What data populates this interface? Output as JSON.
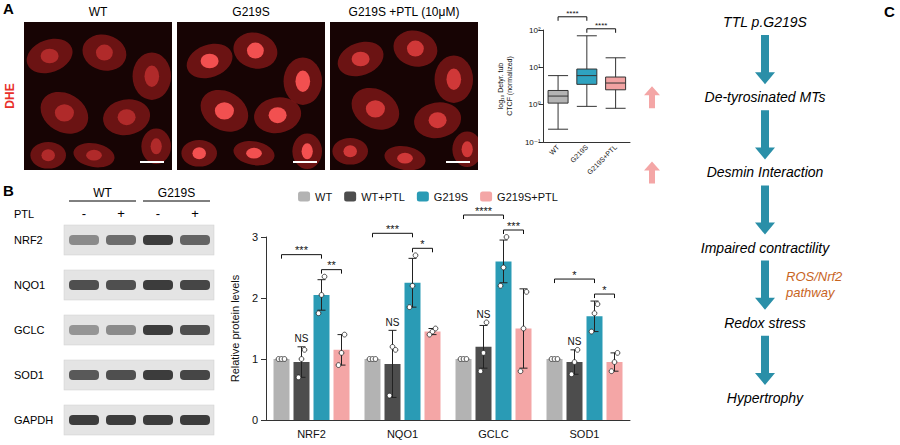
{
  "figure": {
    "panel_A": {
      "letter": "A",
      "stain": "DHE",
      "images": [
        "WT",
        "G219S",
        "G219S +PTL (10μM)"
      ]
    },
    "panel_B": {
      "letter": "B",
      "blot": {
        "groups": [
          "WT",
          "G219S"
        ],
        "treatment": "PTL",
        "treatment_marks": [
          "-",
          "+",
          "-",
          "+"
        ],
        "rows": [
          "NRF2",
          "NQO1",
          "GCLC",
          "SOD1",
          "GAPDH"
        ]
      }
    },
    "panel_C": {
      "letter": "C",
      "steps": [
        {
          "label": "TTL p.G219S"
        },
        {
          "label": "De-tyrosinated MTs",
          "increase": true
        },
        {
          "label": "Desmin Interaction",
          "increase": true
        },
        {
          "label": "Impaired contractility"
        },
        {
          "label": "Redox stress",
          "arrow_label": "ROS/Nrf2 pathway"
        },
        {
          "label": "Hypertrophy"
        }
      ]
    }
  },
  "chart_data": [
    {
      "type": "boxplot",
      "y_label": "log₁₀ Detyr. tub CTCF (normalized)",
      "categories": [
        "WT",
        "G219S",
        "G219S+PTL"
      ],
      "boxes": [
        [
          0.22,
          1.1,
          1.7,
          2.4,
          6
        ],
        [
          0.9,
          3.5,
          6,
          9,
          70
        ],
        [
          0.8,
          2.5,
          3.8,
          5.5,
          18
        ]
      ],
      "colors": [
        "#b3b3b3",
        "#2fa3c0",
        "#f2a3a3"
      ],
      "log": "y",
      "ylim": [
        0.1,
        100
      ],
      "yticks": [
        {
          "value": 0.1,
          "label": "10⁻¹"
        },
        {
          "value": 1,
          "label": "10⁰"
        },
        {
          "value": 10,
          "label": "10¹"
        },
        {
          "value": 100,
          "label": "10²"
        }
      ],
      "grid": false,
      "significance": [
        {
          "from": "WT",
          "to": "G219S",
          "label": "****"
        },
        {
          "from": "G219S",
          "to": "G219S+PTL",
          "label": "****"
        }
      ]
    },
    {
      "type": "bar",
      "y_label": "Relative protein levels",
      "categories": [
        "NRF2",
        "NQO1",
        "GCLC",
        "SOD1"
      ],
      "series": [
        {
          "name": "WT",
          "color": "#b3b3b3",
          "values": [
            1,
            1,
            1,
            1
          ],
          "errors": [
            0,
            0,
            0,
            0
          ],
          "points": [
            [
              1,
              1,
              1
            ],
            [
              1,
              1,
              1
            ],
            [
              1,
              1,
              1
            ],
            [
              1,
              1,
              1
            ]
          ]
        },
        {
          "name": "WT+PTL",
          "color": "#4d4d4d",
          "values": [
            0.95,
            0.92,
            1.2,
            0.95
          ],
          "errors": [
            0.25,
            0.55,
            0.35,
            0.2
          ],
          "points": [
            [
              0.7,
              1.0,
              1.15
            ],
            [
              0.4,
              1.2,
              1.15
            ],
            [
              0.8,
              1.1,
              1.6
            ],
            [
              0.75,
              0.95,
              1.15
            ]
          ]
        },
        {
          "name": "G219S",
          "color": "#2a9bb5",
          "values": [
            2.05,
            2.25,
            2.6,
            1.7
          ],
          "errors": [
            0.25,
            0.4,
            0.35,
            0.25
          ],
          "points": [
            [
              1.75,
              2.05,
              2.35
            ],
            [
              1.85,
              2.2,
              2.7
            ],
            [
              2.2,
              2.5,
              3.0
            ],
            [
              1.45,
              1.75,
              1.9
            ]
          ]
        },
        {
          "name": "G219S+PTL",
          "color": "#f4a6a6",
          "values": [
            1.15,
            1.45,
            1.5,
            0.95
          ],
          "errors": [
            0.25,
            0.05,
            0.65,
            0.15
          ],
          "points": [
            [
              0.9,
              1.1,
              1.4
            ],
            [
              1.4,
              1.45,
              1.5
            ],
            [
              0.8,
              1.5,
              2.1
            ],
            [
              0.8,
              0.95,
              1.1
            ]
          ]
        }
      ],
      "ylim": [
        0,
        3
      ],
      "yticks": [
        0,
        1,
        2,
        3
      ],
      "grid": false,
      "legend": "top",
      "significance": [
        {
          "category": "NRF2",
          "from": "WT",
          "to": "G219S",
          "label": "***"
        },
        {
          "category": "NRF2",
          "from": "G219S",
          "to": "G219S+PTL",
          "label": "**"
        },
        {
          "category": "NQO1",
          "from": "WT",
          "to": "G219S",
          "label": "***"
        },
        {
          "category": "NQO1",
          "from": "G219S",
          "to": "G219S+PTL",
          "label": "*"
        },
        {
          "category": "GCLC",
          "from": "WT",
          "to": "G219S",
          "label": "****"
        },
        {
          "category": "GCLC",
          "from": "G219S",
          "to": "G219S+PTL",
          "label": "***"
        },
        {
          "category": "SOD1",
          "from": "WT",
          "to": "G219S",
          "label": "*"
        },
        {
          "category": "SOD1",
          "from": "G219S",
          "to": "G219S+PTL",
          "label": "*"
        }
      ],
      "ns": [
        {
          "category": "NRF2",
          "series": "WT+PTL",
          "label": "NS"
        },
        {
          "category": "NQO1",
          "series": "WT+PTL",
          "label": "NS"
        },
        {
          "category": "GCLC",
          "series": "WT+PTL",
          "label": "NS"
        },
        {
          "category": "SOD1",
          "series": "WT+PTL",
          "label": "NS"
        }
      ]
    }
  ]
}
◆ ◆ ◆ ◆
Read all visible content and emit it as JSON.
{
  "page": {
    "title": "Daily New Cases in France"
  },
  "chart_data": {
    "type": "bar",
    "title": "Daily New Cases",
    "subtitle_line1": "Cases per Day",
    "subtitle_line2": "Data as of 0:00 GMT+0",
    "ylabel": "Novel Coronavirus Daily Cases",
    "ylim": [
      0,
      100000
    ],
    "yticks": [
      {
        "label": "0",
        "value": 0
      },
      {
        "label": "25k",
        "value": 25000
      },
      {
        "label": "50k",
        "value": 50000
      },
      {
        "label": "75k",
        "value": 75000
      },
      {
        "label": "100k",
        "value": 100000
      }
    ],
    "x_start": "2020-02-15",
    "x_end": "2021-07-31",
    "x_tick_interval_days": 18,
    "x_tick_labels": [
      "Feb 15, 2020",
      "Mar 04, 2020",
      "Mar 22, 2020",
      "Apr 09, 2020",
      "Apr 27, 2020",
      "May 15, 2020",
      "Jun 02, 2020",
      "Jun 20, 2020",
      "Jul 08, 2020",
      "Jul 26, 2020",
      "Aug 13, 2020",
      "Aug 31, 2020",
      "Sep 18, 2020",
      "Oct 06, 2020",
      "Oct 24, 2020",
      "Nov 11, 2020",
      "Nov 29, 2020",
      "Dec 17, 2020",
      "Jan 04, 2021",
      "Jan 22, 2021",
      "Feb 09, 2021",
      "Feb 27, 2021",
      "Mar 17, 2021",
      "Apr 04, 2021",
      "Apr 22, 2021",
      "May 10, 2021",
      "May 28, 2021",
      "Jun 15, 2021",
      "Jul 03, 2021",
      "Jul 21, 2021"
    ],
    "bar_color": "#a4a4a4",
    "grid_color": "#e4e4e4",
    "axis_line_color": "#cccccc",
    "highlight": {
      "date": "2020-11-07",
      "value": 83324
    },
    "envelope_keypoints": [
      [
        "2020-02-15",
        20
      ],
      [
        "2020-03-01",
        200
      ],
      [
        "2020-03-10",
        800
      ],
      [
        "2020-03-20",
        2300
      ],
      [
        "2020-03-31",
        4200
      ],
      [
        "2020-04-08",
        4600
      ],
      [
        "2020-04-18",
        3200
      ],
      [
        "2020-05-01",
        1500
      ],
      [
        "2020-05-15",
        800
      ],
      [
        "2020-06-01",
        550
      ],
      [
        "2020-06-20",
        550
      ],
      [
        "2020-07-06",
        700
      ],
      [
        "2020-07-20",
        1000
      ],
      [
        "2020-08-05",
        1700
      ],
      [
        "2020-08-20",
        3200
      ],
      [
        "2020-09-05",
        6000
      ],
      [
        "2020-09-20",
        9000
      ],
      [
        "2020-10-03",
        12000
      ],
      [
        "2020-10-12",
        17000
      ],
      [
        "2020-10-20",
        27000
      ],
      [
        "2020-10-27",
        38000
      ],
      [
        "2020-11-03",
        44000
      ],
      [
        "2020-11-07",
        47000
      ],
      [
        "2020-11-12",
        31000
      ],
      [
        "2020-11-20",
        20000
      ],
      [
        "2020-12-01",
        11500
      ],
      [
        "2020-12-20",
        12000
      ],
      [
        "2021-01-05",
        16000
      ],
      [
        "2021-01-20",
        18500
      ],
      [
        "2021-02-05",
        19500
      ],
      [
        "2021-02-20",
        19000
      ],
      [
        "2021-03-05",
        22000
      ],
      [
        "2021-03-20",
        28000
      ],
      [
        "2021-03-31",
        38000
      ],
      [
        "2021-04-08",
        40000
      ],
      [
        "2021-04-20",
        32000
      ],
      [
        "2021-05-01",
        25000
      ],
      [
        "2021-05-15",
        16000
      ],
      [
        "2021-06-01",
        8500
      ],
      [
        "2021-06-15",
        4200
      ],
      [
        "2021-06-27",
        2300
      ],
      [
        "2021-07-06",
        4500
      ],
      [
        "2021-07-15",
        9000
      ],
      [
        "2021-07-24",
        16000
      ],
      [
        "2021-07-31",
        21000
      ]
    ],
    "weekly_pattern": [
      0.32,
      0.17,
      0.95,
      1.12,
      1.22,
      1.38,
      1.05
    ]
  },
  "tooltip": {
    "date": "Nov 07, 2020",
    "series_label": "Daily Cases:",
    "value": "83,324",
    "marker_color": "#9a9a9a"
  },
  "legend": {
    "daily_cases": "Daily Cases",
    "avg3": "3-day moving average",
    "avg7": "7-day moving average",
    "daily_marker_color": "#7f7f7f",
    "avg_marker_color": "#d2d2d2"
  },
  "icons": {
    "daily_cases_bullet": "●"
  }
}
◆ ◆ ◆ ◆
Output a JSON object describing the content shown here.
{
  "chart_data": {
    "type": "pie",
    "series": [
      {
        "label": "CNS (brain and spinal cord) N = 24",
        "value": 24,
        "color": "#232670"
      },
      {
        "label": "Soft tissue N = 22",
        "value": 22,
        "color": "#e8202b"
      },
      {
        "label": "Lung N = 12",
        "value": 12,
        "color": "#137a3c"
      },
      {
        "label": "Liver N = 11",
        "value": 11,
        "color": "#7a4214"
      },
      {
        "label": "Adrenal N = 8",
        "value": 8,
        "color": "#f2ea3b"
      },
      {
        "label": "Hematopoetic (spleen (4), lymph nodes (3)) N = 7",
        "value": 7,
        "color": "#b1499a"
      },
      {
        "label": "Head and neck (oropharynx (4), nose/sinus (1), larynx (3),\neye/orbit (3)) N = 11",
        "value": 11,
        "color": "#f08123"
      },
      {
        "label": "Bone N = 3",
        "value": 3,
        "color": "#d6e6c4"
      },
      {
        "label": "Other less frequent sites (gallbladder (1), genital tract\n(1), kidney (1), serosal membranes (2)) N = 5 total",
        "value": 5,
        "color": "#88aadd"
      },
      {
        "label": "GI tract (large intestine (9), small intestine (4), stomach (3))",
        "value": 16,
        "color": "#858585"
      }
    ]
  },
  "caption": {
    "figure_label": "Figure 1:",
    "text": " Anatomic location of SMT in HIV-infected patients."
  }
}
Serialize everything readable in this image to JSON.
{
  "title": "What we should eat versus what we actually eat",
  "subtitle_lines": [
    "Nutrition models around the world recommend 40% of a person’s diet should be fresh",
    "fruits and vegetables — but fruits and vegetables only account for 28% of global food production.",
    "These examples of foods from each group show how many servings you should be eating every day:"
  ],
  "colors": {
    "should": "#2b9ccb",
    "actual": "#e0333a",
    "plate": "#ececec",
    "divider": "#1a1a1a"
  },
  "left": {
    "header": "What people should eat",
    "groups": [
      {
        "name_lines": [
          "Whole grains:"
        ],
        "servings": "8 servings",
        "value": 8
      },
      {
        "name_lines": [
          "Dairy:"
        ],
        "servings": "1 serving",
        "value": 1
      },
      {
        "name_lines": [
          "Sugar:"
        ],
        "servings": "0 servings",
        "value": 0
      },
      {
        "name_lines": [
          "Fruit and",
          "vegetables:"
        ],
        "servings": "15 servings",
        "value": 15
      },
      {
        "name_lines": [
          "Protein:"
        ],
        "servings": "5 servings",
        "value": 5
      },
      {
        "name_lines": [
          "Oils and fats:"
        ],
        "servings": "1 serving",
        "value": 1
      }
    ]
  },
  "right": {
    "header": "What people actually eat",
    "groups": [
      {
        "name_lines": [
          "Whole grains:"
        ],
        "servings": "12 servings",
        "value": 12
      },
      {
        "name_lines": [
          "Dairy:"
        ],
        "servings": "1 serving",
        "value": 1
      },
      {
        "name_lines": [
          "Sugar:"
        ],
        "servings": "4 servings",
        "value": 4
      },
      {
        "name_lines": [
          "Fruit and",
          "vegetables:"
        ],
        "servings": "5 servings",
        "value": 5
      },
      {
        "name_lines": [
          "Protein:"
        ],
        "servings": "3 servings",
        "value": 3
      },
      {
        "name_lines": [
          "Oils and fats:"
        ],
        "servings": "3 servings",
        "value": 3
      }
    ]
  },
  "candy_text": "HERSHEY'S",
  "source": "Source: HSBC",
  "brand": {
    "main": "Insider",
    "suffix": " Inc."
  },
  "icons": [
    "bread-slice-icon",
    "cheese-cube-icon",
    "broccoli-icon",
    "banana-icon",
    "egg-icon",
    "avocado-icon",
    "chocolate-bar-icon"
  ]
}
◆ ◆ ◆ ◆
-- Work order --
In the records above, collect each line with "JSON".

-- Solution --
What data populates this interface? Output as JSON.
Read all visible content and emit it as JSON.
Output a JSON object describing the content shown here.
Serialize everything readable in this image to JSON.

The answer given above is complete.